The exercise: Copy the data precisely, keeping every character.

········

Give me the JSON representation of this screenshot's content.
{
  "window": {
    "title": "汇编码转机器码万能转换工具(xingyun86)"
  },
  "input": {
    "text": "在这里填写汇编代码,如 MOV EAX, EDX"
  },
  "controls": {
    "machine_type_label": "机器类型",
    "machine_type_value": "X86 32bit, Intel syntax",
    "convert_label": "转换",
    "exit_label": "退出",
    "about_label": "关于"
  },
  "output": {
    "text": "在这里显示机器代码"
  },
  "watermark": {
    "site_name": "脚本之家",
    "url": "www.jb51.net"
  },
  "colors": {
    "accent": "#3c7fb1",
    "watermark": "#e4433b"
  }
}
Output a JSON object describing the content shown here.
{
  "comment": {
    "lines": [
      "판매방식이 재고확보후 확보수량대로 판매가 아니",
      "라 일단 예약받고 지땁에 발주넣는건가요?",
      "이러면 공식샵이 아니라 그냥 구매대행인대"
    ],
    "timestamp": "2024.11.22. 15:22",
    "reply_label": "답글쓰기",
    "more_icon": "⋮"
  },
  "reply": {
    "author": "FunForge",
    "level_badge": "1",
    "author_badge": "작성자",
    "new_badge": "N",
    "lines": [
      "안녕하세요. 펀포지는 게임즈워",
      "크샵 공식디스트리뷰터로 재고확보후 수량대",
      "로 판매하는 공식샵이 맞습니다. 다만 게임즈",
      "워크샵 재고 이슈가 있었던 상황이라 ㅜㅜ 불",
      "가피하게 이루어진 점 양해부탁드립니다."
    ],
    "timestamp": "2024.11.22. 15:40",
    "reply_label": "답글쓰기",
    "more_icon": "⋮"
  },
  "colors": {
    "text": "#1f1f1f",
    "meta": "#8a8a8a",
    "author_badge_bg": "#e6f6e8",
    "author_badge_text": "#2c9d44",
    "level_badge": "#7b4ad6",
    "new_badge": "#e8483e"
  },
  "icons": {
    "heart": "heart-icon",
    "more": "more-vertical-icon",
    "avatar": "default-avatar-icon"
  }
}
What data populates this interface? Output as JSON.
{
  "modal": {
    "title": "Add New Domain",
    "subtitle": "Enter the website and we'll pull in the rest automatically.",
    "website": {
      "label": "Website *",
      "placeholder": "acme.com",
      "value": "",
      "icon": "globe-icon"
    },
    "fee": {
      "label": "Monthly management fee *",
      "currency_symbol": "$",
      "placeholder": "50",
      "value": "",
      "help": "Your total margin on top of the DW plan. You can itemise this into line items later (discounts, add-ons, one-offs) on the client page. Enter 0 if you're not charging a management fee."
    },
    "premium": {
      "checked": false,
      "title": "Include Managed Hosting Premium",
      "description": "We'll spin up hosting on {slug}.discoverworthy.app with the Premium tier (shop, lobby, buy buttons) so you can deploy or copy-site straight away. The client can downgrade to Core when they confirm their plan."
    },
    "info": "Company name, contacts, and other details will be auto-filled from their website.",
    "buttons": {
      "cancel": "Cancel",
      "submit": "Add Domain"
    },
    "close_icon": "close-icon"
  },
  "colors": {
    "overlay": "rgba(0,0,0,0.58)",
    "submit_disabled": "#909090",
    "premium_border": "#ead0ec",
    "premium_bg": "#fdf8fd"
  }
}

········

Solution for this task:
Give me the JSON representation of this screenshot's content.
{
  "window": {
    "title": "汇编码转机器码万能转换工具(xingyun86)"
  },
  "input": {
    "text": "在这里填写汇编代码,如 MOV EAX, EDX"
  },
  "controls": {
    "machine_type_label": "机器类型",
    "machine_type_value": "X86 32bit, Intel syntax",
    "convert_label": "转换",
    "exit_label": "退出",
    "about_label": "关于"
  },
  "output": {
    "text": "在这里显示机器代码"
  },
  "watermark": {
    "site_name": "脚本之家",
    "url": "www.jb51.net"
  },
  "colors": {
    "accent": "#3c7fb1",
    "watermark": "#e4433b"
  }
}
Output a JSON object describing the content shown here.
{
  "comment": {
    "lines": [
      "판매방식이 재고확보후 확보수량대로 판매가 아니",
      "라 일단 예약받고 지땁에 발주넣는건가요?",
      "이러면 공식샵이 아니라 그냥 구매대행인대"
    ],
    "timestamp": "2024.11.22. 15:22",
    "reply_label": "답글쓰기",
    "more_icon": "⋮"
  },
  "reply": {
    "author": "FunForge",
    "level_badge": "1",
    "author_badge": "작성자",
    "new_badge": "N",
    "lines": [
      "안녕하세요. 펀포지는 게임즈워",
      "크샵 공식디스트리뷰터로 재고확보후 수량대",
      "로 판매하는 공식샵이 맞습니다. 다만 게임즈",
      "워크샵 재고 이슈가 있었던 상황이라 ㅜㅜ 불",
      "가피하게 이루어진 점 양해부탁드립니다."
    ],
    "timestamp": "2024.11.22. 15:40",
    "reply_label": "답글쓰기",
    "more_icon": "⋮"
  },
  "colors": {
    "text": "#1f1f1f",
    "meta": "#8a8a8a",
    "author_badge_bg": "#e6f6e8",
    "author_badge_text": "#2c9d44",
    "level_badge": "#7b4ad6",
    "new_badge": "#e8483e"
  },
  "icons": {
    "heart": "heart-icon",
    "more": "more-vertical-icon",
    "avatar": "default-avatar-icon"
  }
}
What data populates this interface? Output as JSON.
{
  "modal": {
    "title": "Add New Domain",
    "subtitle": "Enter the website and we'll pull in the rest automatically.",
    "website": {
      "label": "Website *",
      "placeholder": "acme.com",
      "value": "",
      "icon": "globe-icon"
    },
    "fee": {
      "label": "Monthly management fee *",
      "currency_symbol": "$",
      "placeholder": "50",
      "value": "",
      "help": "Your total margin on top of the DW plan. You can itemise this into line items later (discounts, add-ons, one-offs) on the client page. Enter 0 if you're not charging a management fee."
    },
    "premium": {
      "checked": false,
      "title": "Include Managed Hosting Premium",
      "description": "We'll spin up hosting on {slug}.discoverworthy.app with the Premium tier (shop, lobby, buy buttons) so you can deploy or copy-site straight away. The client can downgrade to Core when they confirm their plan."
    },
    "info": "Company name, contacts, and other details will be auto-filled from their website.",
    "buttons": {
      "cancel": "Cancel",
      "submit": "Add Domain"
    },
    "close_icon": "close-icon"
  },
  "colors": {
    "overlay": "rgba(0,0,0,0.58)",
    "submit_disabled": "#909090",
    "premium_border": "#ead0ec",
    "premium_bg": "#fdf8fd"
  }
}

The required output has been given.